[Start]

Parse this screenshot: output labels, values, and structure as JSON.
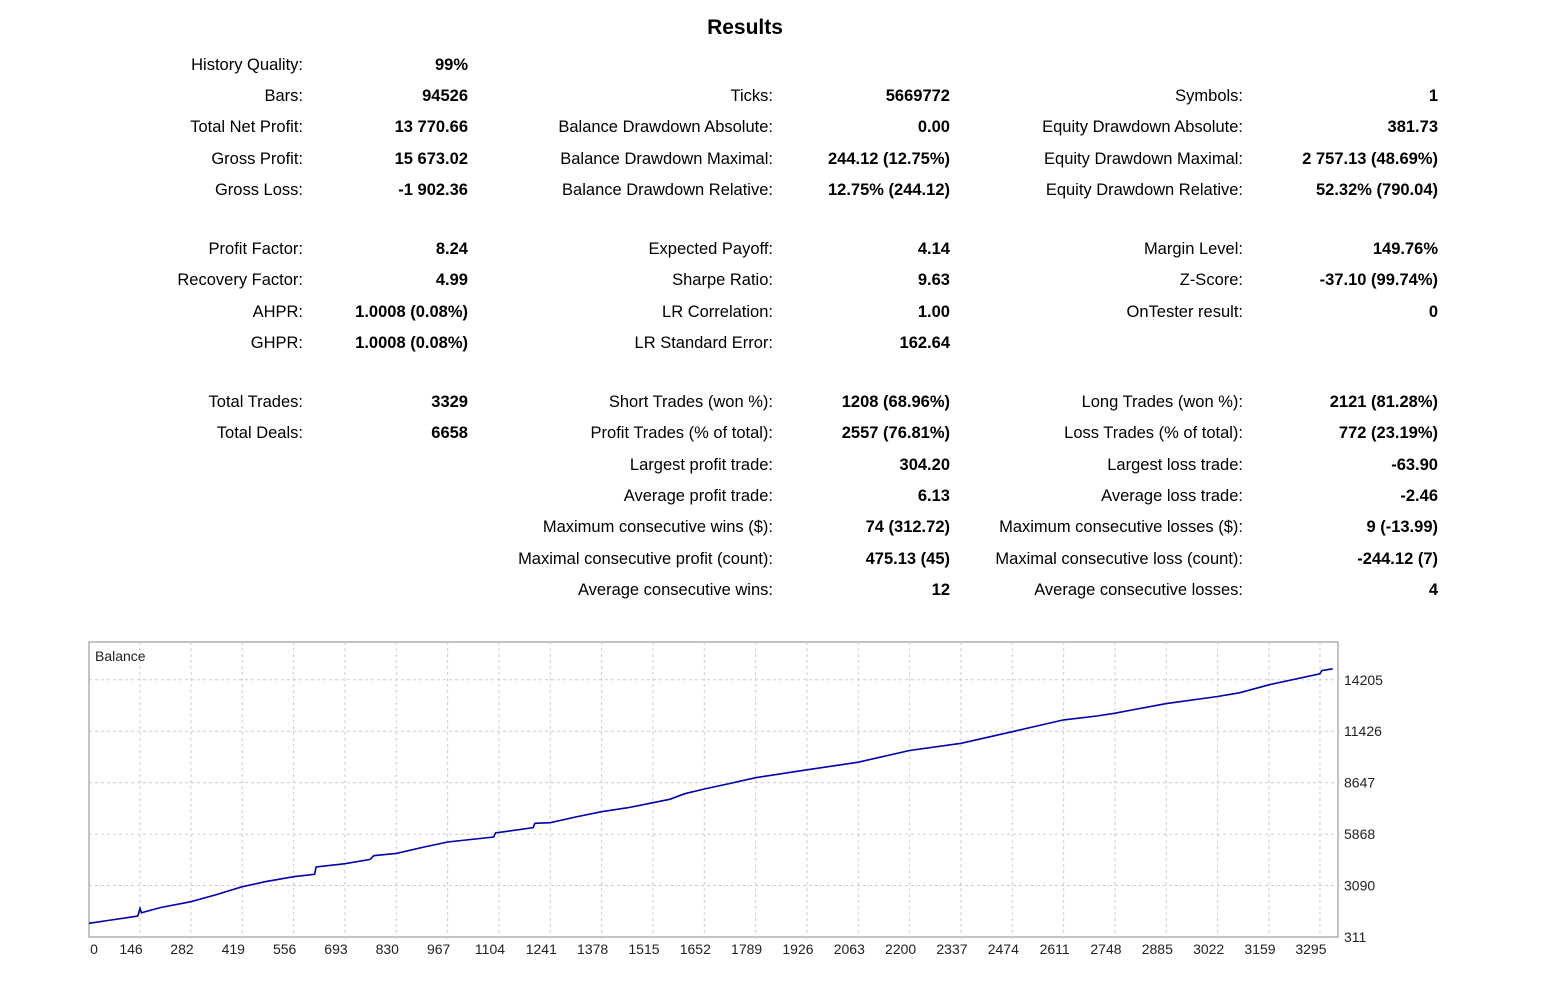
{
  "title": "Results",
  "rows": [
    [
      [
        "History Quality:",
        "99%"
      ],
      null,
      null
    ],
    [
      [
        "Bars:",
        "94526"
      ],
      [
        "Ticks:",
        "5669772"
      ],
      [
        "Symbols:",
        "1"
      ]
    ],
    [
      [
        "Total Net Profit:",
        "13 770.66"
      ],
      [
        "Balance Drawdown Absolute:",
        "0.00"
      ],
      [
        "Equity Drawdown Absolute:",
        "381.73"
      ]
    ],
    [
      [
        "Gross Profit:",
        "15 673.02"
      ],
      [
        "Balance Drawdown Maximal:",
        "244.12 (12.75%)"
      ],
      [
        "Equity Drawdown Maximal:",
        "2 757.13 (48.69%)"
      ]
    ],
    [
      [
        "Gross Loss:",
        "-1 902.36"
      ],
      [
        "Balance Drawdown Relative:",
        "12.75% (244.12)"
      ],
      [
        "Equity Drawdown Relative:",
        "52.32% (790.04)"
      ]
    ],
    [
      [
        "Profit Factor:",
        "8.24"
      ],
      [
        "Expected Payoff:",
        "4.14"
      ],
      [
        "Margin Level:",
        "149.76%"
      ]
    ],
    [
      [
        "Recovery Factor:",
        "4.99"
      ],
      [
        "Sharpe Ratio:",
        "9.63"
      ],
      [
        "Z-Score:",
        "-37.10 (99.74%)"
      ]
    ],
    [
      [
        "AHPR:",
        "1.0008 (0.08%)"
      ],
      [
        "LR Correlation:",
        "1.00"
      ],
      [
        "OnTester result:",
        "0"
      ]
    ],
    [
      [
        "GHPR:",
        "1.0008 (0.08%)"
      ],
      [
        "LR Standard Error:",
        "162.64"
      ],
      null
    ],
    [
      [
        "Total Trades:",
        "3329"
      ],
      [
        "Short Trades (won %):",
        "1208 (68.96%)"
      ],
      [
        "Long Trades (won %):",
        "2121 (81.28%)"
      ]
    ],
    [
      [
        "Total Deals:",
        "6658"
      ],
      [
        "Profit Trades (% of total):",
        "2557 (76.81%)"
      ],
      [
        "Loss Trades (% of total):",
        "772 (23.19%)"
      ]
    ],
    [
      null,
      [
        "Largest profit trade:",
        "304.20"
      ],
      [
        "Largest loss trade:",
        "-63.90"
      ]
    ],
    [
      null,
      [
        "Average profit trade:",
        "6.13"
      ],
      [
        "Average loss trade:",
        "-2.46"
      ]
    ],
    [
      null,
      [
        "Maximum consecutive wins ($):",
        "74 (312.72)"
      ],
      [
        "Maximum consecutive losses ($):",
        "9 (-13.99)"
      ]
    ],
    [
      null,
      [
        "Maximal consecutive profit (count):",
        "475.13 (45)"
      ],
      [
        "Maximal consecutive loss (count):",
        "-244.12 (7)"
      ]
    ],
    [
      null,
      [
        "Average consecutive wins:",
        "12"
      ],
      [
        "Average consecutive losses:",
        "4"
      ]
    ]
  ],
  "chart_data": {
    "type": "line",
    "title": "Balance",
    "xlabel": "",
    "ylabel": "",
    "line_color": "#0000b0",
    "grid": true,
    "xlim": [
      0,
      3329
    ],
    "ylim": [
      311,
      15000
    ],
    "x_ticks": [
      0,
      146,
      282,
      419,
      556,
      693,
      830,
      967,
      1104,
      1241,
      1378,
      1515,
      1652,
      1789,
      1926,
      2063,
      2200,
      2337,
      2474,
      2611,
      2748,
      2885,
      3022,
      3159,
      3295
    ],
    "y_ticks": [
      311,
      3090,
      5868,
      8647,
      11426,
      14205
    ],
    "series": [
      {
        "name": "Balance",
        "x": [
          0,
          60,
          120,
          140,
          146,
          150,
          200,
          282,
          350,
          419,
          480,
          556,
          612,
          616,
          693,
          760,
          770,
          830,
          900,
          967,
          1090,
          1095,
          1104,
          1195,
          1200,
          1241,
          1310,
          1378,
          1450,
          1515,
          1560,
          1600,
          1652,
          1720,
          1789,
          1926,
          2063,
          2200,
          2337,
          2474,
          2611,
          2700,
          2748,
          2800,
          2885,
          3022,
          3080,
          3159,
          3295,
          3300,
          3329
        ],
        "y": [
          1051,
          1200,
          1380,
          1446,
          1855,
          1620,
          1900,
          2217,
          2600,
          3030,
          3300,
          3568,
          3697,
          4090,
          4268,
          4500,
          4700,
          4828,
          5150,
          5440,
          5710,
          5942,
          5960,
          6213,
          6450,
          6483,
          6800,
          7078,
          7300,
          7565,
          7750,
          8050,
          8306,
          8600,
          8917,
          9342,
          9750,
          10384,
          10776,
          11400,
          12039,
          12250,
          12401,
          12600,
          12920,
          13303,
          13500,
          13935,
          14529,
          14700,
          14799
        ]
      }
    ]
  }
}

[End]
[Start]

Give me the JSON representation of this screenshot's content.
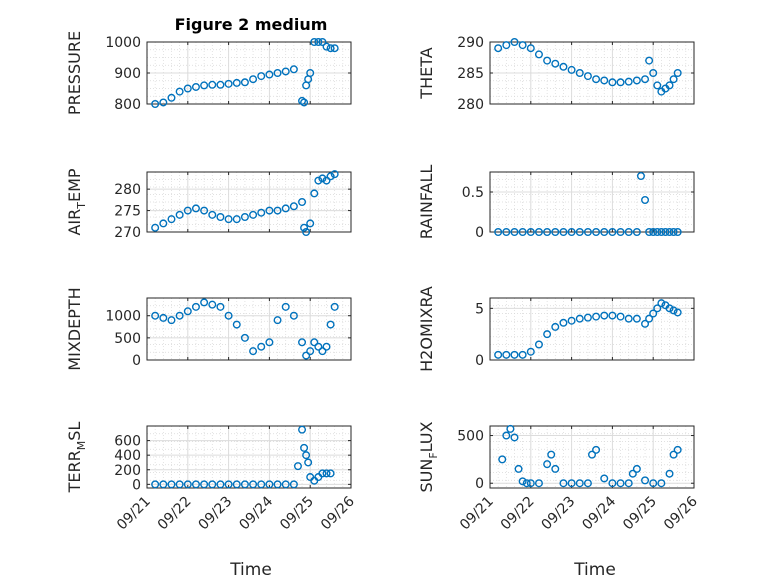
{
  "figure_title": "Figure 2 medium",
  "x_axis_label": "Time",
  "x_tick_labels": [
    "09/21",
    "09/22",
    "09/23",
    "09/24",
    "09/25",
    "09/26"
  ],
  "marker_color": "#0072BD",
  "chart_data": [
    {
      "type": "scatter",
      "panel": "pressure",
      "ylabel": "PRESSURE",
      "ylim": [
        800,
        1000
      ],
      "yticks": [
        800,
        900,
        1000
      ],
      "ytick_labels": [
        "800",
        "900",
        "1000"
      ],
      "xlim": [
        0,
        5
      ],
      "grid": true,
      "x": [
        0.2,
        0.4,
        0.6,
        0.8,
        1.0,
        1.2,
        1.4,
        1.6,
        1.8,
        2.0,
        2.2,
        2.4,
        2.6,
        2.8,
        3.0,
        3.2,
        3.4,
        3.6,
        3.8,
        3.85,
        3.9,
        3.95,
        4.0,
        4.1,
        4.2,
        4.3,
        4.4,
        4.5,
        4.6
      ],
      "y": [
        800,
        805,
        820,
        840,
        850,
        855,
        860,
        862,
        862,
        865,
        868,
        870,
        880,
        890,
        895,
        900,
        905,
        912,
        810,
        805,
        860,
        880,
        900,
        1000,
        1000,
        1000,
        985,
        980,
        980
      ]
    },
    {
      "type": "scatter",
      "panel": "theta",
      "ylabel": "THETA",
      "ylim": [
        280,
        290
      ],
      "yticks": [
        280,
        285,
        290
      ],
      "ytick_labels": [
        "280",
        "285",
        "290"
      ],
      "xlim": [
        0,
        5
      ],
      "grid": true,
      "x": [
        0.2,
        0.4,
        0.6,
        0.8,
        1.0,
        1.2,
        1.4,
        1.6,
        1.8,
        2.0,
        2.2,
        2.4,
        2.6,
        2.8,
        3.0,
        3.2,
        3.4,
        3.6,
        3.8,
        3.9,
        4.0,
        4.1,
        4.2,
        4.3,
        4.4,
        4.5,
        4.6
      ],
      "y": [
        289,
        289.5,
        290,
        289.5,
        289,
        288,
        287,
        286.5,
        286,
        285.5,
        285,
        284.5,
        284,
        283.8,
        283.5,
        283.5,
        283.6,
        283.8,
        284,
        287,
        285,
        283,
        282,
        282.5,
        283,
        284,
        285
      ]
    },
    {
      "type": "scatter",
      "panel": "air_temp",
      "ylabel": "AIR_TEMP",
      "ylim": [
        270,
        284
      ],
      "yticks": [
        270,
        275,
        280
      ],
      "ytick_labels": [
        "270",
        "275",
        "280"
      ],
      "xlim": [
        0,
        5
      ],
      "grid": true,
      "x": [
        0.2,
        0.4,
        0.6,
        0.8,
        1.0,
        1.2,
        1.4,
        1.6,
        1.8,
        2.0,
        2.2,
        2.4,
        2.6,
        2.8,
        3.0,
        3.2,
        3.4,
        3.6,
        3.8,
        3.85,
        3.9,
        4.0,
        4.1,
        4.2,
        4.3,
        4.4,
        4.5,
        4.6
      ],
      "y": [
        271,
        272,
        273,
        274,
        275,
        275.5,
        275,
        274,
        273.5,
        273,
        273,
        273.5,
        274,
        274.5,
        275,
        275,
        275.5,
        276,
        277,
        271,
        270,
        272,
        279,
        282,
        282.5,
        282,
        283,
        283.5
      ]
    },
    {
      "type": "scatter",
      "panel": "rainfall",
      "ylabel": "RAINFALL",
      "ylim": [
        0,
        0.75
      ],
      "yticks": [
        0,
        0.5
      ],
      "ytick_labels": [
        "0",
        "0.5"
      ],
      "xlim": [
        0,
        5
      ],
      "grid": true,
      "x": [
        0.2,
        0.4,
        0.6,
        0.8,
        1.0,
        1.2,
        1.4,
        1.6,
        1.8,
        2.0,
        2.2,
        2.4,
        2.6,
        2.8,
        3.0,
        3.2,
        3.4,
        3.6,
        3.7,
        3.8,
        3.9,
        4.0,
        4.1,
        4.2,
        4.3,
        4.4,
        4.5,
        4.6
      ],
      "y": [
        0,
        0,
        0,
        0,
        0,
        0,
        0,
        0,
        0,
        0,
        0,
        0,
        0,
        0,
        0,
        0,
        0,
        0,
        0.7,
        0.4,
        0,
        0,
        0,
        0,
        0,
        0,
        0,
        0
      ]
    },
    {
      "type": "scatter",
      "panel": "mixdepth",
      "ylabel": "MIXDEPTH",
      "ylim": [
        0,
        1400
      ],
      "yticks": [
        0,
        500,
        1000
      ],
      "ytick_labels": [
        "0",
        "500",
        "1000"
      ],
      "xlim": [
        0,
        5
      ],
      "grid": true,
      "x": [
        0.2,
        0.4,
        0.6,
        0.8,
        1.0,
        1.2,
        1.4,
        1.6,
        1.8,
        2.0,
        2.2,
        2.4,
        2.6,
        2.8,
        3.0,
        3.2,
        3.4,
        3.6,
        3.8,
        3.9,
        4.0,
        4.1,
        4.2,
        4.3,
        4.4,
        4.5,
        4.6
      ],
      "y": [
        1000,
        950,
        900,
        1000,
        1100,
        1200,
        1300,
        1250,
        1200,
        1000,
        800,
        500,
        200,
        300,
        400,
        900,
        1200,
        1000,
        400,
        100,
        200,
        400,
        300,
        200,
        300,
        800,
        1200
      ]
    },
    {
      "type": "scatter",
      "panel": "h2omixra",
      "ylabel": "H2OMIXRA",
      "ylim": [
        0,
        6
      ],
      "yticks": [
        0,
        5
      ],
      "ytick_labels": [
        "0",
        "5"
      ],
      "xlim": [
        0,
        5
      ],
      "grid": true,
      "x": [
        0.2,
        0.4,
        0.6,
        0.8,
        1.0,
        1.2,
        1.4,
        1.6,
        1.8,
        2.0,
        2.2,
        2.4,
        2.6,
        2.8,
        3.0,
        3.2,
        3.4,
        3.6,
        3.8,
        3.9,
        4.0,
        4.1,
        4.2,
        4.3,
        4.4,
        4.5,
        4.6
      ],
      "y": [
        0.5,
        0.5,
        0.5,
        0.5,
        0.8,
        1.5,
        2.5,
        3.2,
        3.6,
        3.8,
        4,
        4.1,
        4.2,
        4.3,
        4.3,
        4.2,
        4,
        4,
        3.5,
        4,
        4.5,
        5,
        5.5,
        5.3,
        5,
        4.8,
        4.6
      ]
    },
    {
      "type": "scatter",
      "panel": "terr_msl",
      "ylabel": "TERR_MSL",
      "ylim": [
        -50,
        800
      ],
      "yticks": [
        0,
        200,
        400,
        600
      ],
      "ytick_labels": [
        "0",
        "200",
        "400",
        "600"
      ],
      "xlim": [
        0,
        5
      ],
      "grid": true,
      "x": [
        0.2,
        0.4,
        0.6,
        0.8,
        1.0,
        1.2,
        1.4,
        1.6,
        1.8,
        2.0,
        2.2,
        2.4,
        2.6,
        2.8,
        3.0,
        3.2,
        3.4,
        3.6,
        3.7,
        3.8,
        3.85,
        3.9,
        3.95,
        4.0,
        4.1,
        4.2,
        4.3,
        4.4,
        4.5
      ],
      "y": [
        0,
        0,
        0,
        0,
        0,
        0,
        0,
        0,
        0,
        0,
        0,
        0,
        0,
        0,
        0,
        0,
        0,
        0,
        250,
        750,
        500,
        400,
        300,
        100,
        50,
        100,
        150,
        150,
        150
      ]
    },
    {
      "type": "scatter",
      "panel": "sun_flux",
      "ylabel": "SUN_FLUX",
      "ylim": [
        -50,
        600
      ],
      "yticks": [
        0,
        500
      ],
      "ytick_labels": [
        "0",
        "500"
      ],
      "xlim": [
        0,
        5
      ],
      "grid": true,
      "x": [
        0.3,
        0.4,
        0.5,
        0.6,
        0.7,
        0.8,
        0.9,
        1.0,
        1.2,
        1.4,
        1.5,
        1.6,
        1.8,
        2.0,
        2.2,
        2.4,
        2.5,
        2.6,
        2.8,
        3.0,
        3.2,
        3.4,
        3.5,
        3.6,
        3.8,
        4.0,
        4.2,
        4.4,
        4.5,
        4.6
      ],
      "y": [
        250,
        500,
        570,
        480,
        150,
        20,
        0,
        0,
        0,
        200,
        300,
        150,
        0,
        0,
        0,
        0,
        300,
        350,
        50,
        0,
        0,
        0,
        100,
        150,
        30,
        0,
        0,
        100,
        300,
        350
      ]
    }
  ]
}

[End]

→ **Stated goal**
Consider the entries above and return each line with the string "ylabel".

→ **Solution to the exercise**
    "ylabel": "",
      "ylabel": "PRESSURE",
      "ylabel": "THETA",
      "ylabel": "AIR_TEMP",
      "ylabel": "RAINFALL",
      "ylabel": "MIXDEPTH",
      "ylabel": "H2OMIXRA",
      "ylabel": "TERR_MSL",
      "ylabel": "SUN_FLUX",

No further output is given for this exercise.